┌─ PROVIDED DATA

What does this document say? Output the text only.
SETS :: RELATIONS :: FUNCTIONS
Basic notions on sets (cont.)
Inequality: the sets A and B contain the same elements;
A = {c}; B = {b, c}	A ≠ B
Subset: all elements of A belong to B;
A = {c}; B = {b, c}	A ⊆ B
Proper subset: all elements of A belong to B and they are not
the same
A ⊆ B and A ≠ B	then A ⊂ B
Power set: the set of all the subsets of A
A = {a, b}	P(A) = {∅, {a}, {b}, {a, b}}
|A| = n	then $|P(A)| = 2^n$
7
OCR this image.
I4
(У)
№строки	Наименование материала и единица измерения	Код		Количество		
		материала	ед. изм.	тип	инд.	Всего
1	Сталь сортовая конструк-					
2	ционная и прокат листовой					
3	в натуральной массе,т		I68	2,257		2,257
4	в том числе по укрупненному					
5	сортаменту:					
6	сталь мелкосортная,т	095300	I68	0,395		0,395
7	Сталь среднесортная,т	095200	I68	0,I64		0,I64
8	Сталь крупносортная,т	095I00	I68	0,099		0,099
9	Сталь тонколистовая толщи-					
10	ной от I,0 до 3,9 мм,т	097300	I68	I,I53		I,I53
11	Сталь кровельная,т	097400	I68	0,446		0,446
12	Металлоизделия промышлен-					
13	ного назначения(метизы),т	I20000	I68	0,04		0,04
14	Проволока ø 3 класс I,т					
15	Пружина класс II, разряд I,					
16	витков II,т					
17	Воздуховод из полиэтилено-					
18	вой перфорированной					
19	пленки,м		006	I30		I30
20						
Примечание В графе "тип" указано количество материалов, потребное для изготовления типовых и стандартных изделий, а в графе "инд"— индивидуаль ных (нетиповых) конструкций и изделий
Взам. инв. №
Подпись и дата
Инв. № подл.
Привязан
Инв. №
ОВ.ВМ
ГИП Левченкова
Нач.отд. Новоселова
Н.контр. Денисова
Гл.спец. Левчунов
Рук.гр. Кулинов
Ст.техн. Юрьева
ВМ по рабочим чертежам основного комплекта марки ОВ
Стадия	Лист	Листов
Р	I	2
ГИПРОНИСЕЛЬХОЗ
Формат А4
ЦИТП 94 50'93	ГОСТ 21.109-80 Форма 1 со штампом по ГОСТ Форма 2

└─

**WORK TO COMPLETE**
Take each line of the material that contains the word "elements" and list it.

**SOLVED PROBLEM**
Inequality: the sets A and B contain the same elements;
Subset: all elements of A belong to B;
Proper subset: all elements of A belong to B and they are not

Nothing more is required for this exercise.